Data records
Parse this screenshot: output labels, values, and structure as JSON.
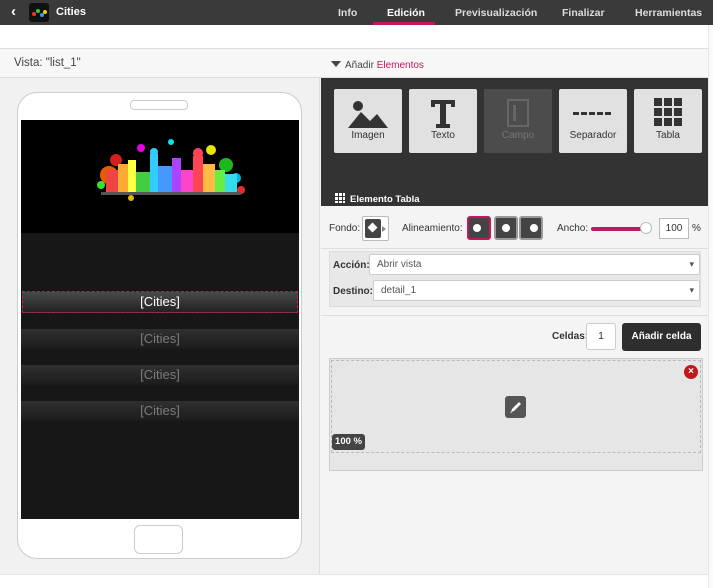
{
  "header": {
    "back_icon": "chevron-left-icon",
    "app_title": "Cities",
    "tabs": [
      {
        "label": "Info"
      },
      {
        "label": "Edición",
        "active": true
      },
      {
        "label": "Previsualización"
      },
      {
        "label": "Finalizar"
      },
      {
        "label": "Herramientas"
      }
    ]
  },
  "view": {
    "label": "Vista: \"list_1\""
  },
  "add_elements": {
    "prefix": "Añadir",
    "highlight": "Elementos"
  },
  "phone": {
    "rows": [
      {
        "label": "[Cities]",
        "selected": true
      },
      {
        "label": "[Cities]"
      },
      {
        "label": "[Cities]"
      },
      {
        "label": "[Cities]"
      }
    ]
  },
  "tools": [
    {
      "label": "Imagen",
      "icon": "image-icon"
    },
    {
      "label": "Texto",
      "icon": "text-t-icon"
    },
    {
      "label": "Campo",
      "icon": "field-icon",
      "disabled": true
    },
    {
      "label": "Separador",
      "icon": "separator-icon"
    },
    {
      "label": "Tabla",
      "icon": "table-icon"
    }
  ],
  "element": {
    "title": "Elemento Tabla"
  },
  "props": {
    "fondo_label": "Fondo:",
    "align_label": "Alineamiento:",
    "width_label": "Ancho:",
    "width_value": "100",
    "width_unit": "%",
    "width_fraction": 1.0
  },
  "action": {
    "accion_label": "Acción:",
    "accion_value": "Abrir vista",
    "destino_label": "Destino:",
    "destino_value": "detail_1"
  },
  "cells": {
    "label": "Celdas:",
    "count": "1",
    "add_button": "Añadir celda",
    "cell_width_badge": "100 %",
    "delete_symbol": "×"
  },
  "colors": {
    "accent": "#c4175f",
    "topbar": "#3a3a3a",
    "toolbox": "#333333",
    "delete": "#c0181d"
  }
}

==

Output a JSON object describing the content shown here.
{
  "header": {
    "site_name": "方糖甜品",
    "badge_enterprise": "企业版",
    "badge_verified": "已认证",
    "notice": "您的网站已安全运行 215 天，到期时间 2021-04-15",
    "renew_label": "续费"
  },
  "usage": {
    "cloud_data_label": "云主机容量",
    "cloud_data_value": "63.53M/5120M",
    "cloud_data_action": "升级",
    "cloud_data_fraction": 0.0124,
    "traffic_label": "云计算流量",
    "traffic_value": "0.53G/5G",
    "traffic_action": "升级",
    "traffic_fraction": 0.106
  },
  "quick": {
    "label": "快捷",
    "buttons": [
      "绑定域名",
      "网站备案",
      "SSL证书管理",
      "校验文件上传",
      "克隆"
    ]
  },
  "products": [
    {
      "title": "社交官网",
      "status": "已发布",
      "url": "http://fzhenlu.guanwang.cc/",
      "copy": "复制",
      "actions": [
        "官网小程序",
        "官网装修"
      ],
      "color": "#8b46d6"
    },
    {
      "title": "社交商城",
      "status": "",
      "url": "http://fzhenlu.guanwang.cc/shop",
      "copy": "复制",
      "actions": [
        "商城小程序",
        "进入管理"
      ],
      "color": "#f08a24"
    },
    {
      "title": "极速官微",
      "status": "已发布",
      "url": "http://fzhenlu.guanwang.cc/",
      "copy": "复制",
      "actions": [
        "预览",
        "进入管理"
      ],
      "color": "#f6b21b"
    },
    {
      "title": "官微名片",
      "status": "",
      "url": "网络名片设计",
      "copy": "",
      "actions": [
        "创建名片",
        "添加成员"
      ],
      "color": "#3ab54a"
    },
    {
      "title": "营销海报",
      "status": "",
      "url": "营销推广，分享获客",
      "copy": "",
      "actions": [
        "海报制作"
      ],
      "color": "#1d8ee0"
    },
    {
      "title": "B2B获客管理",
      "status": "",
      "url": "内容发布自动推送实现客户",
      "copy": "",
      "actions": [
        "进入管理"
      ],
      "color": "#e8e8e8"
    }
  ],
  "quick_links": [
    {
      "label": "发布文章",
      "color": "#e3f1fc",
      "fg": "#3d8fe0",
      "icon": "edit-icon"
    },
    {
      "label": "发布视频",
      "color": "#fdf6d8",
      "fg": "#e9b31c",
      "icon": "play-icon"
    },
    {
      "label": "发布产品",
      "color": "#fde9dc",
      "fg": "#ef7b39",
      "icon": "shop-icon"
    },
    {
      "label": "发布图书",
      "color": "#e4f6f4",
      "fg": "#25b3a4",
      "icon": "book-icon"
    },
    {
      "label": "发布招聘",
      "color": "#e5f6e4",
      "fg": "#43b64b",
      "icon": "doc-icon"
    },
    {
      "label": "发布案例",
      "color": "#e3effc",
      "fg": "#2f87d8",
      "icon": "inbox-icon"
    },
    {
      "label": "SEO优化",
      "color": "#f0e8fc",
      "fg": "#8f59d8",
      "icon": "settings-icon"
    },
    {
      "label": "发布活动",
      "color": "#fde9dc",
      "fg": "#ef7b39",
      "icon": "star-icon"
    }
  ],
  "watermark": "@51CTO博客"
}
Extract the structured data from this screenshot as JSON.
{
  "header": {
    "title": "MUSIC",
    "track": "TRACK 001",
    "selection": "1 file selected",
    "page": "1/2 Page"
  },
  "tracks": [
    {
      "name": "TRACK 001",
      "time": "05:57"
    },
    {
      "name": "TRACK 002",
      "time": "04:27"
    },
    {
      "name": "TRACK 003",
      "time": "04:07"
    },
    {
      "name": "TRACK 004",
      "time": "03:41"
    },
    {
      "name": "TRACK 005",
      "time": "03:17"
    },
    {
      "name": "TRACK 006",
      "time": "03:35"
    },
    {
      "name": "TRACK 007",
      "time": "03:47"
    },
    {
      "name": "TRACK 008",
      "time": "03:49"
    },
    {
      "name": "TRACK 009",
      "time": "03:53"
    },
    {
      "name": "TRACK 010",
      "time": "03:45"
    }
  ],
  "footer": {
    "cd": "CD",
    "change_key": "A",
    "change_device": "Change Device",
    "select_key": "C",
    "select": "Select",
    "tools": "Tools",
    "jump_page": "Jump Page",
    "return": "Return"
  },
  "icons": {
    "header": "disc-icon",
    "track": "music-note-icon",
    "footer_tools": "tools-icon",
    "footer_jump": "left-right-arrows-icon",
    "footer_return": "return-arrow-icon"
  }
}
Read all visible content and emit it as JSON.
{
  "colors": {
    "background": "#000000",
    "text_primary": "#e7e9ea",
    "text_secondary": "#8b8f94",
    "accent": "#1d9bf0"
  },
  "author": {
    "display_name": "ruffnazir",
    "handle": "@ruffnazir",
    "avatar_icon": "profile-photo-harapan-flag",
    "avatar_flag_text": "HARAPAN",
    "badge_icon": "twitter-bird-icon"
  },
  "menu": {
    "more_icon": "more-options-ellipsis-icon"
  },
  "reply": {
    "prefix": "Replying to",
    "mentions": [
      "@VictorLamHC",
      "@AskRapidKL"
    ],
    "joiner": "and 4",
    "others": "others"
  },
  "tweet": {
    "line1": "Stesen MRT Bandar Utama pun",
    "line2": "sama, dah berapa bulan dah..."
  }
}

* * *

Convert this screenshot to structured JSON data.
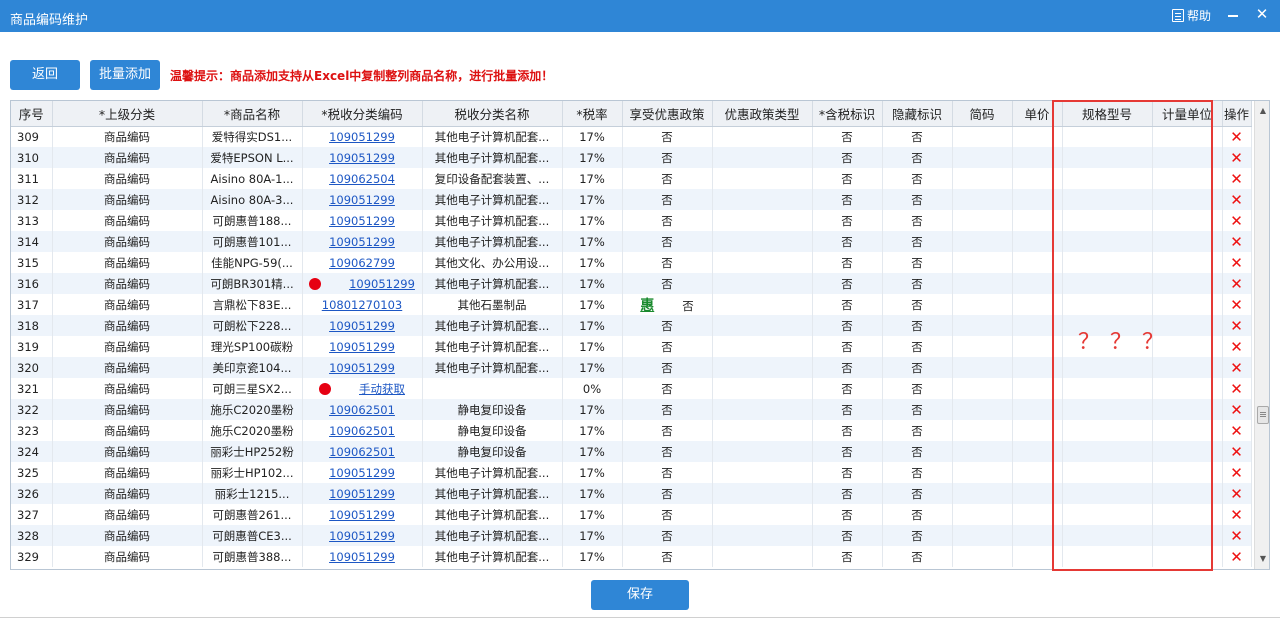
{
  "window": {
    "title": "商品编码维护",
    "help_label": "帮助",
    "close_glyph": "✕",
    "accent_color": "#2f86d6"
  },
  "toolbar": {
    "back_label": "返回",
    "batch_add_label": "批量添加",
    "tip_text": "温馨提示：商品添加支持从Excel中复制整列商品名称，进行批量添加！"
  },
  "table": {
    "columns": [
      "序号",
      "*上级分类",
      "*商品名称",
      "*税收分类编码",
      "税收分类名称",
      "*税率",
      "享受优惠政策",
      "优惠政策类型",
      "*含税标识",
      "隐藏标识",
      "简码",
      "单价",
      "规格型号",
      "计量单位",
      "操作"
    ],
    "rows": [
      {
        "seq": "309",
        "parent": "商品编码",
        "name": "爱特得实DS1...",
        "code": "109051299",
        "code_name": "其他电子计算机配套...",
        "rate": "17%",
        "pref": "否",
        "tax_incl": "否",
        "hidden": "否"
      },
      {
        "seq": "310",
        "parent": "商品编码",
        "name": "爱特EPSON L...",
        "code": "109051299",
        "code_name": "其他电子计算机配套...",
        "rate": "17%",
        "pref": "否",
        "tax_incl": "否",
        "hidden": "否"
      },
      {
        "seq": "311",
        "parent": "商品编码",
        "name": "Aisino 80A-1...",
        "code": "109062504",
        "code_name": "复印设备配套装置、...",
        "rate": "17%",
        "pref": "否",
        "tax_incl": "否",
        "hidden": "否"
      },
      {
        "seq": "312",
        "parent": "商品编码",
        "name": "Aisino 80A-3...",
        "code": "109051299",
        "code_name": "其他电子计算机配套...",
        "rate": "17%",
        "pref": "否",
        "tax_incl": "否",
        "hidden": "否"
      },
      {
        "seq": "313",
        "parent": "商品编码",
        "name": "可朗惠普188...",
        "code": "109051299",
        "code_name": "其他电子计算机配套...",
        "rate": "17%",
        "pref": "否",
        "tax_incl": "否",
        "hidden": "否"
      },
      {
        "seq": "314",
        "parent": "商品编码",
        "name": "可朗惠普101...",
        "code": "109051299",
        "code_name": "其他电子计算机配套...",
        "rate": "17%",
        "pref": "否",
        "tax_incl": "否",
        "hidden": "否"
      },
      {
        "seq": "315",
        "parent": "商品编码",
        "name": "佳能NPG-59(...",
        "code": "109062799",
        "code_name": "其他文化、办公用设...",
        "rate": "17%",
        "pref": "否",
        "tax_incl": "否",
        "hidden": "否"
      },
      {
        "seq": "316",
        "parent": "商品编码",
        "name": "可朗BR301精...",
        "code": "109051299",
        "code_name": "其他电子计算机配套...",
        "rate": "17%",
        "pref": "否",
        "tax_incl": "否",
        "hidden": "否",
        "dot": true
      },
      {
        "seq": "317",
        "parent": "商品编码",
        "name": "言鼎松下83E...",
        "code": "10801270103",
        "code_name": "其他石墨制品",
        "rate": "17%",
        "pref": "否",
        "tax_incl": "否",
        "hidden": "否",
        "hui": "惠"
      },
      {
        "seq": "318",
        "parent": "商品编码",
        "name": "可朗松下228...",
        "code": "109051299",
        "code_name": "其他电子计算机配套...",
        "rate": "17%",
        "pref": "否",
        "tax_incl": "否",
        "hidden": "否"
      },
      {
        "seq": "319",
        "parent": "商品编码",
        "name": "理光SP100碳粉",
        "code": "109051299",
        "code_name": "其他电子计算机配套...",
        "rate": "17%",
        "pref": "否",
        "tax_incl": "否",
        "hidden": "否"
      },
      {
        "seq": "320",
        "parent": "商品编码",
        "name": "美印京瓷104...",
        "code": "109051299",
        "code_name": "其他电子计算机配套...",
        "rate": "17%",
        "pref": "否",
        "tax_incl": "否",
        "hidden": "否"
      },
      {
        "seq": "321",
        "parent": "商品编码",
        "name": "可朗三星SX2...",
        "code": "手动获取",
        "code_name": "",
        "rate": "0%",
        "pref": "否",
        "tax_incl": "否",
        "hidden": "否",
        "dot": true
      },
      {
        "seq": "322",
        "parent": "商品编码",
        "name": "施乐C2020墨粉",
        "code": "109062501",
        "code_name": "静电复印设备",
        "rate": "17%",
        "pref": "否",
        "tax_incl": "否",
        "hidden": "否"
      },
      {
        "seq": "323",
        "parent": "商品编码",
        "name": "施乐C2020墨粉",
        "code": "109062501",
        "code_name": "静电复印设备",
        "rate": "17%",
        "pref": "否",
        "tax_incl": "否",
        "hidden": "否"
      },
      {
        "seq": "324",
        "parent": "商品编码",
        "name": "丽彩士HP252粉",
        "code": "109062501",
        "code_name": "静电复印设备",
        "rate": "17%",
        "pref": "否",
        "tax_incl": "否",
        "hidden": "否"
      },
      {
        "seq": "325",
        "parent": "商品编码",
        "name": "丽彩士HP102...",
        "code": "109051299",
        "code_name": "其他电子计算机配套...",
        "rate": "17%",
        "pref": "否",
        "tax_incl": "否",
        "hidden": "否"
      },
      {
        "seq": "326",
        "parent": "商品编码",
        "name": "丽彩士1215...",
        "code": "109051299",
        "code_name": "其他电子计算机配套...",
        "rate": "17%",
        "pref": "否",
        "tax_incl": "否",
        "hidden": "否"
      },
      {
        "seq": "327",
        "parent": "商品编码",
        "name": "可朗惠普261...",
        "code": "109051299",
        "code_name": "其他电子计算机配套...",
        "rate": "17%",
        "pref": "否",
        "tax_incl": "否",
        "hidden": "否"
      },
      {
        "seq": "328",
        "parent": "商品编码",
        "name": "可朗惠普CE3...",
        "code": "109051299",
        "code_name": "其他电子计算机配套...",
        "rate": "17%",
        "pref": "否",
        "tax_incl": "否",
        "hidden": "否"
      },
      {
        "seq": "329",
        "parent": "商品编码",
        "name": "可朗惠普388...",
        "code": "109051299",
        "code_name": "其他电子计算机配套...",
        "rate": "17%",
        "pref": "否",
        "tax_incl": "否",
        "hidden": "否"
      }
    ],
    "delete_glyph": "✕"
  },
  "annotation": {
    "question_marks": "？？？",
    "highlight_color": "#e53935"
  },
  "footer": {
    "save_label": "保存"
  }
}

*Exercise objective*
Identify each line holding the string "Añadir", and copy it out.

*Solved exercise*
    "prefix": "Añadir",
    "add_button": "Añadir celda",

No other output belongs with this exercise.